**ENTRIES PROVIDED**

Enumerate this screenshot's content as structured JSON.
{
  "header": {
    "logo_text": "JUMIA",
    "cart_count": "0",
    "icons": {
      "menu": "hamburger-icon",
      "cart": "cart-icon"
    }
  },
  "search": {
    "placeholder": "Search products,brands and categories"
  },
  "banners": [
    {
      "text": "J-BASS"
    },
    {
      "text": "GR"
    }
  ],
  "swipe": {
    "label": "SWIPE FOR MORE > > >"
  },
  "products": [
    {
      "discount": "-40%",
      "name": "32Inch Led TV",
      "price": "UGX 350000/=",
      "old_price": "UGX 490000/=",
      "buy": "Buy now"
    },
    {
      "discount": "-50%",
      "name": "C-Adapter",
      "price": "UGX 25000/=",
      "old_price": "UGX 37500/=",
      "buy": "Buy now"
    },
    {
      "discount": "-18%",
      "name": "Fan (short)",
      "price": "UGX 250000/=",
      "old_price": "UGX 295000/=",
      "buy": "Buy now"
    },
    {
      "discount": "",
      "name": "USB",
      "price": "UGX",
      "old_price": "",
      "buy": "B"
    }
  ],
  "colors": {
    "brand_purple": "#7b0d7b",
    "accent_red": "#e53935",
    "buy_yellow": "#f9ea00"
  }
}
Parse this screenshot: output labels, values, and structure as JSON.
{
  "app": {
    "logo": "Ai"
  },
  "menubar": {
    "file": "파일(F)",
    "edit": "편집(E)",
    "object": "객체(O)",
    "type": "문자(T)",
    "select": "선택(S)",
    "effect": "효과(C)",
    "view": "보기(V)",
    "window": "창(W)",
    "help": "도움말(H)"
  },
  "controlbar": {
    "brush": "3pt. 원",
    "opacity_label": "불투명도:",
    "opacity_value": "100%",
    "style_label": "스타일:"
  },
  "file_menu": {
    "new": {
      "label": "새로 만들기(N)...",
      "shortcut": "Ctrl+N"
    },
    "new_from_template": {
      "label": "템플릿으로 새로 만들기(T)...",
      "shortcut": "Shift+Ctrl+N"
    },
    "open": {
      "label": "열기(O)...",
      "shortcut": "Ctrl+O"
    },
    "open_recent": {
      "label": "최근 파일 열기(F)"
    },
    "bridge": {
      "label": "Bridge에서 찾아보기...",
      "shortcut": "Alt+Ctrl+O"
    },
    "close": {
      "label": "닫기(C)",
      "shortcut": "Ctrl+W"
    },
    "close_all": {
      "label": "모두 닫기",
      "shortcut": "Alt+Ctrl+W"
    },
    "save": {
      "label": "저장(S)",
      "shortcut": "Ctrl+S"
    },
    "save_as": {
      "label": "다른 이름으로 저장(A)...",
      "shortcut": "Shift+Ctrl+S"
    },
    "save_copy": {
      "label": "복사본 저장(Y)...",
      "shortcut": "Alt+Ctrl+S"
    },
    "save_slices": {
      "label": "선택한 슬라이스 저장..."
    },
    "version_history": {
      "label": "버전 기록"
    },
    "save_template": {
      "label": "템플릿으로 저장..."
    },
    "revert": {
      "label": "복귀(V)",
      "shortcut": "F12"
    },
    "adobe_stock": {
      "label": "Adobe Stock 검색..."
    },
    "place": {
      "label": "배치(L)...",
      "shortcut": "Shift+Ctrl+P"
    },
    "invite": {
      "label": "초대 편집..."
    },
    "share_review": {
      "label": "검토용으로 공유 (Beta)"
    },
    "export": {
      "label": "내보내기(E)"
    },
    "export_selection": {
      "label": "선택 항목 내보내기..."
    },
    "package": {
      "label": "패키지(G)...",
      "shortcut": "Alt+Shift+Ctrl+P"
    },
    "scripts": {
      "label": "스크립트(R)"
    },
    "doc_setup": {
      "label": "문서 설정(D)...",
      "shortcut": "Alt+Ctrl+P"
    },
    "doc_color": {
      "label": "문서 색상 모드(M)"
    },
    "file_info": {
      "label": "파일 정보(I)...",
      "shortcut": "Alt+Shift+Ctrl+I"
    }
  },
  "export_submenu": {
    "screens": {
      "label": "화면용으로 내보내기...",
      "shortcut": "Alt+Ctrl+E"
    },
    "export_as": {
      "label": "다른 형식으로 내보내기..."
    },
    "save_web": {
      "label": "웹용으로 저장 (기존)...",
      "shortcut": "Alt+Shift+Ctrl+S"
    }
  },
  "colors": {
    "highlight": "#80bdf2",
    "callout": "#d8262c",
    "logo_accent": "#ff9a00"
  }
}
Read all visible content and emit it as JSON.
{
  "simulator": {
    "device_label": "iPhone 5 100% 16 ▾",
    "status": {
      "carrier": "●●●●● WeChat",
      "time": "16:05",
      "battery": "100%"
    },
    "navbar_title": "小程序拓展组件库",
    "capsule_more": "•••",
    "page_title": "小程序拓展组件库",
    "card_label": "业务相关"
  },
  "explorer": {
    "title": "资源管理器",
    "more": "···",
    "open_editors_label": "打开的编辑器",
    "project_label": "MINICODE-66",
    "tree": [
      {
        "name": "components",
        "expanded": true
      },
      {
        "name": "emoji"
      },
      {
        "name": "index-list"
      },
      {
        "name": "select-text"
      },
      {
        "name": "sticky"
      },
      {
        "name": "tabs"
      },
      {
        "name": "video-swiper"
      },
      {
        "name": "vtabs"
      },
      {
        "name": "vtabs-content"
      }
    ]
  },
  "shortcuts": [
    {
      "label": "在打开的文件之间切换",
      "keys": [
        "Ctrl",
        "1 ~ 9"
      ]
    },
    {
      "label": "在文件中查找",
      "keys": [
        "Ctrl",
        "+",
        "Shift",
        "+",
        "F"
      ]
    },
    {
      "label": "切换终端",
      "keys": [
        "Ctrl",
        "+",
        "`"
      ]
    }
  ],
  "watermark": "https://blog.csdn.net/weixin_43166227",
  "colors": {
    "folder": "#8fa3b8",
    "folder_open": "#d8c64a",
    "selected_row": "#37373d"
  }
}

**DO THIS**
Select the lines that carry the string "JSON" and copy them.

**WORKED ANSWER**
Enumerate this screenshot's content as structured JSON.
Parse this screenshot: output labels, values, and structure as JSON.
Read all visible content and emit it as JSON.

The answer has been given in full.